TASK OBJECTIVE - Gather, from the data below, each line in which the word "title" occurs.

DATA FOR THE TASK -
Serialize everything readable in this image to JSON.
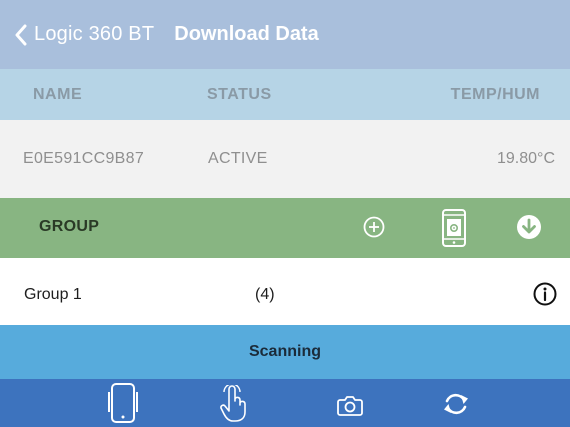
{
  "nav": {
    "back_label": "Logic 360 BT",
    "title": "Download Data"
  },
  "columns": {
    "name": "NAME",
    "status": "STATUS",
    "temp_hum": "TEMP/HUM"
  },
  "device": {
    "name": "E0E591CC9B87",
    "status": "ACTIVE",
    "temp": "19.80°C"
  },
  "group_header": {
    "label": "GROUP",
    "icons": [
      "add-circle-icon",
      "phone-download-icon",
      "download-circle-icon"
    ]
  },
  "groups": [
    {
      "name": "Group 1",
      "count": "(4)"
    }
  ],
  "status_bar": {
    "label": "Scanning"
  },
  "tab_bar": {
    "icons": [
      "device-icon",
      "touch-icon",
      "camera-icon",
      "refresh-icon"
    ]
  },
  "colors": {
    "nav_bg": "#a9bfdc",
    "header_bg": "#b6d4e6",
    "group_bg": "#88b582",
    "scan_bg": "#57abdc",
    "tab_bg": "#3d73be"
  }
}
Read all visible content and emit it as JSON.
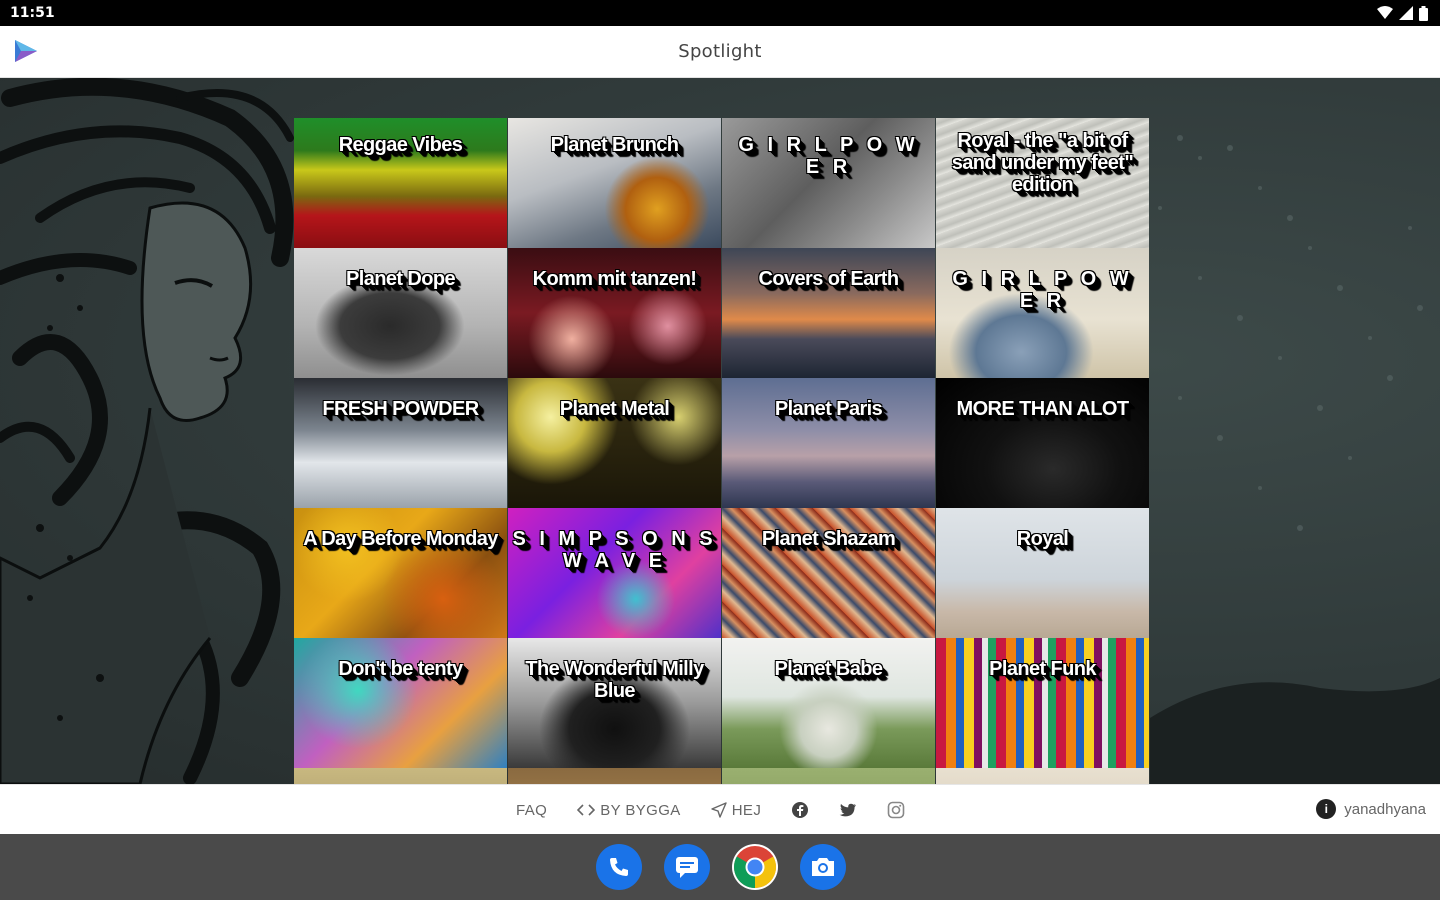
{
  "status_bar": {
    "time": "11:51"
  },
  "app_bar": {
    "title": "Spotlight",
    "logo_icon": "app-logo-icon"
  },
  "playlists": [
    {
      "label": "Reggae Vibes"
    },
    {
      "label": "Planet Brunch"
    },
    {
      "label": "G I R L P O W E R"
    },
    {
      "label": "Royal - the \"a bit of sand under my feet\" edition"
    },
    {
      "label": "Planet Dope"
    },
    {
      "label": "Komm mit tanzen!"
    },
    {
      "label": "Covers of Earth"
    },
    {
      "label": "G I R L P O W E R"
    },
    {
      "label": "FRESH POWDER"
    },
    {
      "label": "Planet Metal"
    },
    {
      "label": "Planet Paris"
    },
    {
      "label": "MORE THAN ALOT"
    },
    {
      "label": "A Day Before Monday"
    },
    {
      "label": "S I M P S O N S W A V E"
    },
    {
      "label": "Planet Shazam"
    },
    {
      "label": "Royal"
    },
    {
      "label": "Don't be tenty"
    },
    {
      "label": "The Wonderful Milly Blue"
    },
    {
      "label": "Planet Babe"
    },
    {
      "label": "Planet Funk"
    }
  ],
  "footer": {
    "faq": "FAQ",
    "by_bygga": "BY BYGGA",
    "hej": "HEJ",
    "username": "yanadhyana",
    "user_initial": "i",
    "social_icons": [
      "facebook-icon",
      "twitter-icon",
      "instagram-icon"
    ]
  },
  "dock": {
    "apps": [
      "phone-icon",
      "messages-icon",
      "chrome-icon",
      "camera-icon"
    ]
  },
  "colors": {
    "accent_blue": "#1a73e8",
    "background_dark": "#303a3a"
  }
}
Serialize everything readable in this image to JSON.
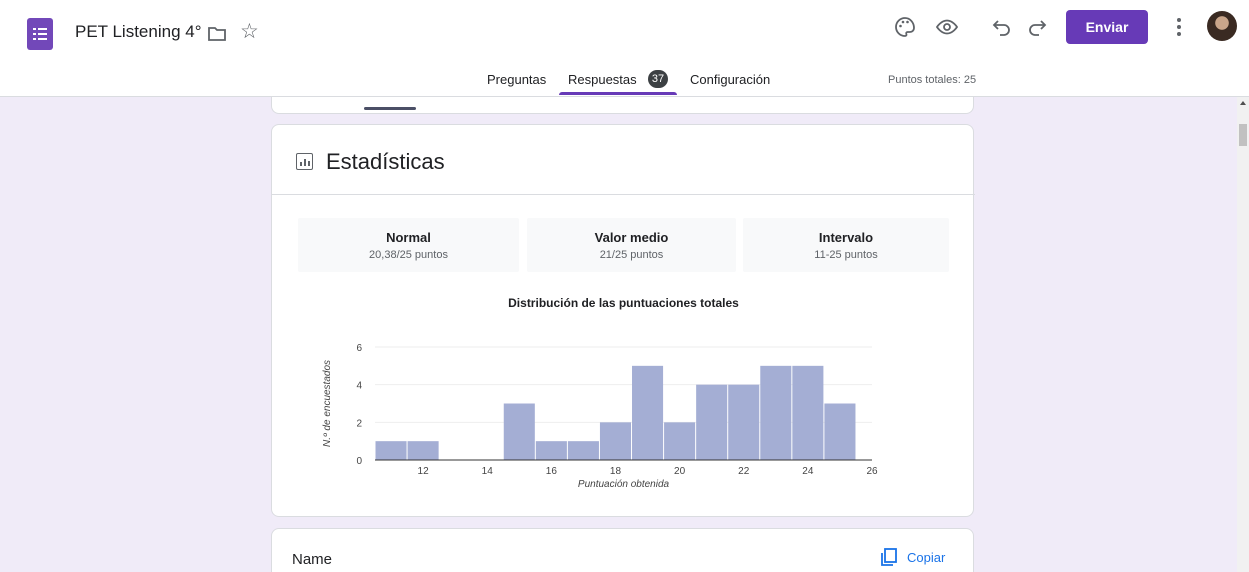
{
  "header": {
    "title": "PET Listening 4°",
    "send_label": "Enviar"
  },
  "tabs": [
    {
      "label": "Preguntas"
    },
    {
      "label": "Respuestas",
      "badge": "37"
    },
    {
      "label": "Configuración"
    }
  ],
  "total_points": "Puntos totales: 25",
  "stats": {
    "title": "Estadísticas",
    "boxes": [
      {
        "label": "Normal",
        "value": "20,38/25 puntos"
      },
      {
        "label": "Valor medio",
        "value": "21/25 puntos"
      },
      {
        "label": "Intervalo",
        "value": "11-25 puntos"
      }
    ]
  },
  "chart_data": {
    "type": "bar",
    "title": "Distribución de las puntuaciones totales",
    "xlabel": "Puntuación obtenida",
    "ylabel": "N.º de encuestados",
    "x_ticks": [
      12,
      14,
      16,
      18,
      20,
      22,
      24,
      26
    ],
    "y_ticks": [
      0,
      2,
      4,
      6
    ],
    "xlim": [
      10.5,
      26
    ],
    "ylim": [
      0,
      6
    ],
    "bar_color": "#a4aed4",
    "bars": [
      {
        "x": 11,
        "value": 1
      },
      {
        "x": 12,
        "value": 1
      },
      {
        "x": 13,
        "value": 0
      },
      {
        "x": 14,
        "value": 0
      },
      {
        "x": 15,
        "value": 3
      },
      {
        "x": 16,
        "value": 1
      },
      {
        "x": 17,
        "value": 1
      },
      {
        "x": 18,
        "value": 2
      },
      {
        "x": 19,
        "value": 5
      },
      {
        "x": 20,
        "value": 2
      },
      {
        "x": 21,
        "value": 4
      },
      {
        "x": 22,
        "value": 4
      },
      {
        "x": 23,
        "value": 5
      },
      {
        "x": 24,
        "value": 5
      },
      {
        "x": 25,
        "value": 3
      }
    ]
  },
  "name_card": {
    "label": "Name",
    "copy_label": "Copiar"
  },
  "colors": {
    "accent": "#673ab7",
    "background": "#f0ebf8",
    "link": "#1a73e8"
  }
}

EXERCISE ANSWER -
    "title": "Download Data"
    "title": "Spotlight",
    "title": "PET Listening 4°",
    "title": "Estadísticas",
    "title": "Distribución de las puntuaciones totales",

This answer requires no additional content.